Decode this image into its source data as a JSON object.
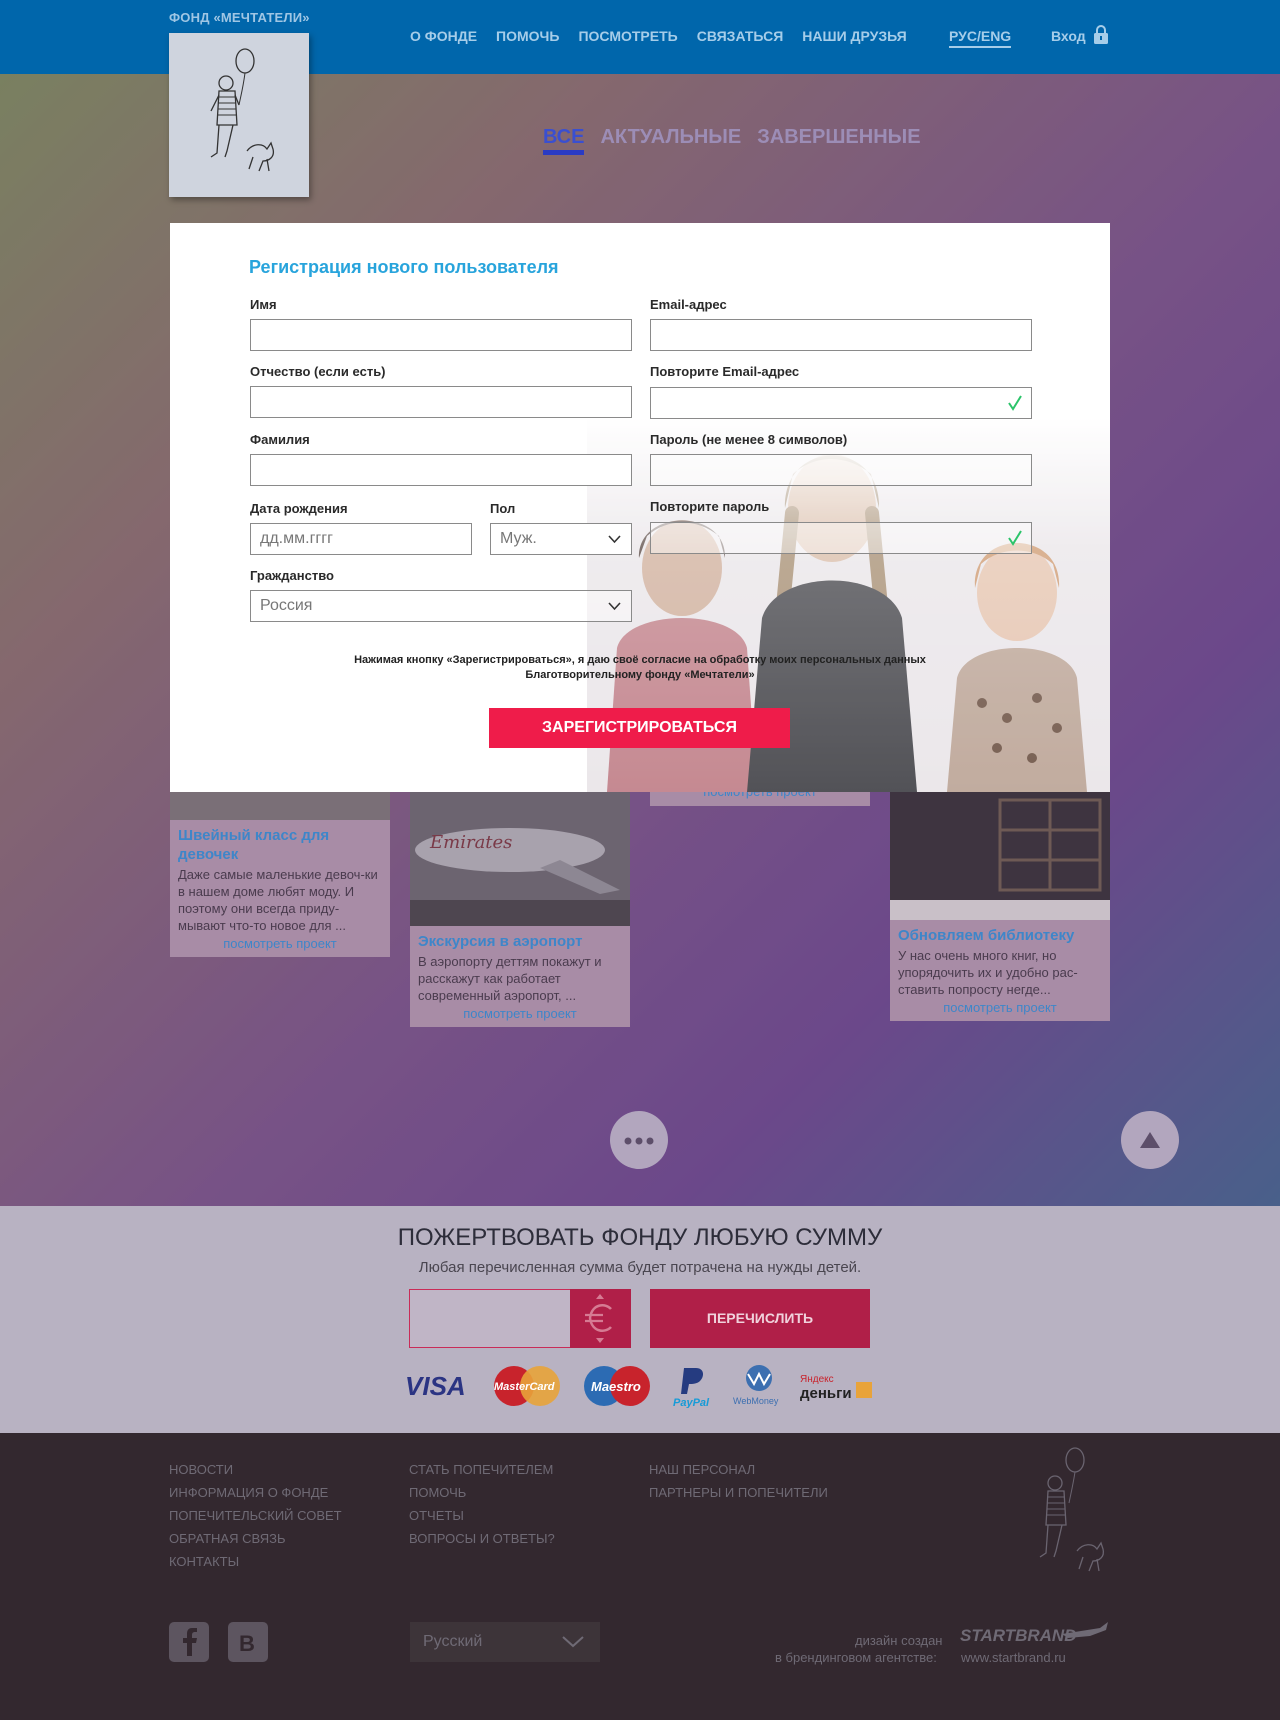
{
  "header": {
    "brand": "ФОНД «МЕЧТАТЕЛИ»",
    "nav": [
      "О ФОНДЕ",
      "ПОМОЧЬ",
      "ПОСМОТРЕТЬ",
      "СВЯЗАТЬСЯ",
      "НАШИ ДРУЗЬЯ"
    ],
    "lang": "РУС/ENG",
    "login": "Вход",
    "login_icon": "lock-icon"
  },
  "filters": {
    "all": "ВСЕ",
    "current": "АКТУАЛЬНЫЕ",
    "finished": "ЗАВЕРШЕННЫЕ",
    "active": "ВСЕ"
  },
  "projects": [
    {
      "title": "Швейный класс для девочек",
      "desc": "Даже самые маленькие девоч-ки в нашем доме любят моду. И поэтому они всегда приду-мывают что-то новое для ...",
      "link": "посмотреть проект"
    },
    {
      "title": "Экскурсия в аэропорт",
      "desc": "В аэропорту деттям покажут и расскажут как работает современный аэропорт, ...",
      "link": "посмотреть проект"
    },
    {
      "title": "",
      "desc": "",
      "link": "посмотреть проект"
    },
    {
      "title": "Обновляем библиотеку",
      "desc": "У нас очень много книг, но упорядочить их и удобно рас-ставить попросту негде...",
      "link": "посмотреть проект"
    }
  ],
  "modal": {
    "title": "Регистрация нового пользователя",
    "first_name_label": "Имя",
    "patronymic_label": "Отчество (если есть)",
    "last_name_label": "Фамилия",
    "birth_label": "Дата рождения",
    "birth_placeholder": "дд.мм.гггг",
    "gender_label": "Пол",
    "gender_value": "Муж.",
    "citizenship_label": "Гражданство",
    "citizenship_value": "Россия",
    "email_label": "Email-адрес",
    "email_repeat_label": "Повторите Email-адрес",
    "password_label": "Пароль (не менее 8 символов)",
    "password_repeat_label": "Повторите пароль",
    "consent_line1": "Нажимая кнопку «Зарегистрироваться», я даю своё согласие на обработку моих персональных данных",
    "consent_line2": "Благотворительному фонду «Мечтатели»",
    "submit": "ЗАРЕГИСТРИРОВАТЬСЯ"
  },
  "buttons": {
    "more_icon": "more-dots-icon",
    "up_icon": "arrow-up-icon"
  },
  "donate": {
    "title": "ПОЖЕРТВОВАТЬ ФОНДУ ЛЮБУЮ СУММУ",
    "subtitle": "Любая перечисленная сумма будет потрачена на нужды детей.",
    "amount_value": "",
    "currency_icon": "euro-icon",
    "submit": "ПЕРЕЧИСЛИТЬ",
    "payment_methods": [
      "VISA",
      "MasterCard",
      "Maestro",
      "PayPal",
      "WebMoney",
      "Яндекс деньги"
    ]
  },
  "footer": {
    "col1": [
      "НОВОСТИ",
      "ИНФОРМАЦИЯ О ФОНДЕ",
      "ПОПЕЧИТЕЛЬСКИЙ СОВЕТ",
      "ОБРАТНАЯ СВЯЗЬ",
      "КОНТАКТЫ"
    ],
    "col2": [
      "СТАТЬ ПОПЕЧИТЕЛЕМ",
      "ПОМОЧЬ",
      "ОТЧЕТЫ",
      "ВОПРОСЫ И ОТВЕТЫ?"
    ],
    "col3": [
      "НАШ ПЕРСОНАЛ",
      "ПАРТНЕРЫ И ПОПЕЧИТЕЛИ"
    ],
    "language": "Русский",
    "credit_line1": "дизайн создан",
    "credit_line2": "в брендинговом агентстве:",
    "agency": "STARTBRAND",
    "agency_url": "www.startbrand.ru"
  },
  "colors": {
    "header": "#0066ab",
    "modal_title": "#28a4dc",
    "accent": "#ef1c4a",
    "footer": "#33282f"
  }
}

_EXERCISE REQUIREMENTS_
Copy out each line word for word, please, skipping the images.

_CORRECT RESPONSE_
Decode this image into its source data as a JSON object.
{
  "header": {
    "brand": "ФОНД «МЕЧТАТЕЛИ»",
    "nav": [
      "О ФОНДЕ",
      "ПОМОЧЬ",
      "ПОСМОТРЕТЬ",
      "СВЯЗАТЬСЯ",
      "НАШИ ДРУЗЬЯ"
    ],
    "lang": "РУС/ENG",
    "login": "Вход",
    "login_icon": "lock-icon"
  },
  "filters": {
    "all": "ВСЕ",
    "current": "АКТУАЛЬНЫЕ",
    "finished": "ЗАВЕРШЕННЫЕ",
    "active": "ВСЕ"
  },
  "projects": [
    {
      "title": "Швейный класс для девочек",
      "desc": "Даже самые маленькие девоч-ки в нашем доме любят моду. И поэтому они всегда приду-мывают что-то новое для ...",
      "link": "посмотреть проект"
    },
    {
      "title": "Экскурсия в аэропорт",
      "desc": "В аэропорту деттям покажут и расскажут как работает современный аэропорт, ...",
      "link": "посмотреть проект"
    },
    {
      "title": "",
      "desc": "",
      "link": "посмотреть проект"
    },
    {
      "title": "Обновляем библиотеку",
      "desc": "У нас очень много книг, но упорядочить их и удобно рас-ставить попросту негде...",
      "link": "посмотреть проект"
    }
  ],
  "modal": {
    "title": "Регистрация нового пользователя",
    "first_name_label": "Имя",
    "patronymic_label": "Отчество (если есть)",
    "last_name_label": "Фамилия",
    "birth_label": "Дата рождения",
    "birth_placeholder": "дд.мм.гггг",
    "gender_label": "Пол",
    "gender_value": "Муж.",
    "citizenship_label": "Гражданство",
    "citizenship_value": "Россия",
    "email_label": "Email-адрес",
    "email_repeat_label": "Повторите Email-адрес",
    "password_label": "Пароль (не менее 8 символов)",
    "password_repeat_label": "Повторите пароль",
    "consent_line1": "Нажимая кнопку «Зарегистрироваться», я даю своё согласие на обработку моих персональных данных",
    "consent_line2": "Благотворительному фонду «Мечтатели»",
    "submit": "ЗАРЕГИСТРИРОВАТЬСЯ"
  },
  "buttons": {
    "more_icon": "more-dots-icon",
    "up_icon": "arrow-up-icon"
  },
  "donate": {
    "title": "ПОЖЕРТВОВАТЬ ФОНДУ ЛЮБУЮ СУММУ",
    "subtitle": "Любая перечисленная сумма будет потрачена на нужды детей.",
    "amount_value": "",
    "currency_icon": "euro-icon",
    "submit": "ПЕРЕЧИСЛИТЬ",
    "payment_methods": [
      "VISA",
      "MasterCard",
      "Maestro",
      "PayPal",
      "WebMoney",
      "Яндекс деньги"
    ]
  },
  "footer": {
    "col1": [
      "НОВОСТИ",
      "ИНФОРМАЦИЯ О ФОНДЕ",
      "ПОПЕЧИТЕЛЬСКИЙ СОВЕТ",
      "ОБРАТНАЯ СВЯЗЬ",
      "КОНТАКТЫ"
    ],
    "col2": [
      "СТАТЬ ПОПЕЧИТЕЛЕМ",
      "ПОМОЧЬ",
      "ОТЧЕТЫ",
      "ВОПРОСЫ И ОТВЕТЫ?"
    ],
    "col3": [
      "НАШ ПЕРСОНАЛ",
      "ПАРТНЕРЫ И ПОПЕЧИТЕЛИ"
    ],
    "language": "Русский",
    "credit_line1": "дизайн создан",
    "credit_line2": "в брендинговом агентстве:",
    "agency": "STARTBRAND",
    "agency_url": "www.startbrand.ru"
  },
  "colors": {
    "header": "#0066ab",
    "modal_title": "#28a4dc",
    "accent": "#ef1c4a",
    "footer": "#33282f"
  }
}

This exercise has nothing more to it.